▸ **Records shown**:
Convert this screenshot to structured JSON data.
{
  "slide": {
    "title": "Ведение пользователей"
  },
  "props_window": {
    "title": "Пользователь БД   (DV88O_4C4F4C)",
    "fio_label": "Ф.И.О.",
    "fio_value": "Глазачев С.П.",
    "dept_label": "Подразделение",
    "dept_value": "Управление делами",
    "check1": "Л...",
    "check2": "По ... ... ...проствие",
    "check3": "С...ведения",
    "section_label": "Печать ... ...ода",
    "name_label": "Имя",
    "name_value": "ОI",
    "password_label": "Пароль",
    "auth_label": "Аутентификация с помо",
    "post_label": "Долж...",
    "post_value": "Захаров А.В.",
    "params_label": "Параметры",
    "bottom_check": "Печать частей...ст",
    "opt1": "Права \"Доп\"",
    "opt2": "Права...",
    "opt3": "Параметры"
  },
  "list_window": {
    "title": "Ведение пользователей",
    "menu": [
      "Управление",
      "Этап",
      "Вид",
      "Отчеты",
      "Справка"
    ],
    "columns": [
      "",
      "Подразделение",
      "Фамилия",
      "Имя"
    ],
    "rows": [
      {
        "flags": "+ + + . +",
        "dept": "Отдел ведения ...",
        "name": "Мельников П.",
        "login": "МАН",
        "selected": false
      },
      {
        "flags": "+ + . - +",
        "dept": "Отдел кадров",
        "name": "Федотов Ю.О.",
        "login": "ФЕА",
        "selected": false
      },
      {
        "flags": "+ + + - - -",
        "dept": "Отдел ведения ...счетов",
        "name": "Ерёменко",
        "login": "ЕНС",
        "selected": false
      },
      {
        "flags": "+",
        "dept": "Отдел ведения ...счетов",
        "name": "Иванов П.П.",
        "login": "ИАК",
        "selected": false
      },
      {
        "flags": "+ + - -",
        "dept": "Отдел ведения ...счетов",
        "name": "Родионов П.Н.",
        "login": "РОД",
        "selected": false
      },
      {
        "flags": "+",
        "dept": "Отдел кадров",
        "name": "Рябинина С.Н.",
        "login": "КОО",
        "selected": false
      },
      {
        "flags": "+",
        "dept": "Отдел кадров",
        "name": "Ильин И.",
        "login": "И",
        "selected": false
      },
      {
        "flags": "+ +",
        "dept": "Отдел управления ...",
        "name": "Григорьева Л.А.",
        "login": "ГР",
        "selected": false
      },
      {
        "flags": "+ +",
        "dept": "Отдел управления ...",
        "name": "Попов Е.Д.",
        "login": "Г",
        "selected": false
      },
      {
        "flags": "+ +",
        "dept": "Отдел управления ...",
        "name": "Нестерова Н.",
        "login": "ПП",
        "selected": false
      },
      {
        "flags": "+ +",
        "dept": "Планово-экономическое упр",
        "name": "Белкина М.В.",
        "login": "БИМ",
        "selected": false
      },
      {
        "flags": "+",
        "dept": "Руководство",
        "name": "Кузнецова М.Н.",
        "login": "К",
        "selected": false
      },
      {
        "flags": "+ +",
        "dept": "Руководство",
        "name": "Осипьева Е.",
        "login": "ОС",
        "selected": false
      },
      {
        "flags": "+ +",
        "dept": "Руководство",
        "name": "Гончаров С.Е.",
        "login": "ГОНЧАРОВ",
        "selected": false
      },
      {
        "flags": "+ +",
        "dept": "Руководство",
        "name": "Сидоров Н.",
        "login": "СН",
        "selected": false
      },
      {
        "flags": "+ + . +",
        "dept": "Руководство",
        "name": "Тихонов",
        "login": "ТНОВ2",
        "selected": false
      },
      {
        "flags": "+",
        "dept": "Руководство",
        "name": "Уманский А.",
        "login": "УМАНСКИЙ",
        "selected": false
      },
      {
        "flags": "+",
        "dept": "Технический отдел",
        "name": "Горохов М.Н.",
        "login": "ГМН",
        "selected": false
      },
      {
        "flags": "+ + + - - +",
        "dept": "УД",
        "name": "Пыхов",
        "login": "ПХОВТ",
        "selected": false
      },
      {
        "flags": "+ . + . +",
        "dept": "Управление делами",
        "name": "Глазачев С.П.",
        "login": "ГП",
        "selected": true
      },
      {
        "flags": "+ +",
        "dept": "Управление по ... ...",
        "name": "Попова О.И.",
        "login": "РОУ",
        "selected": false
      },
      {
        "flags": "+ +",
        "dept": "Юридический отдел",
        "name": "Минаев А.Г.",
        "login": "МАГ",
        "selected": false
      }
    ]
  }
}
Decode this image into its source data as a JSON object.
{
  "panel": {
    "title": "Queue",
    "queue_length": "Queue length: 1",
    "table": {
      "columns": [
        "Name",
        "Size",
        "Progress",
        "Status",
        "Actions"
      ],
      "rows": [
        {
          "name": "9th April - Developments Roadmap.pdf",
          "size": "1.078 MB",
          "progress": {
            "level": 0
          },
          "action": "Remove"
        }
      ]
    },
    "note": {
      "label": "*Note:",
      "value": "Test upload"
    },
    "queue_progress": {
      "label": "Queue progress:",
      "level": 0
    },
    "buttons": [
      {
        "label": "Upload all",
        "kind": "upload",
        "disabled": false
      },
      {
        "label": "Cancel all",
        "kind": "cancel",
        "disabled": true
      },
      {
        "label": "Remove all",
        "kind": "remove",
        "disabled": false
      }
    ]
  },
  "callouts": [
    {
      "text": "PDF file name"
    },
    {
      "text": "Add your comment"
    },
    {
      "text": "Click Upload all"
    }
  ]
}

▸ **To do**:
In the entries above, find the lines containing the word "JSON" and say how many there are, with no other words.

▸ **Answer to the task**:
2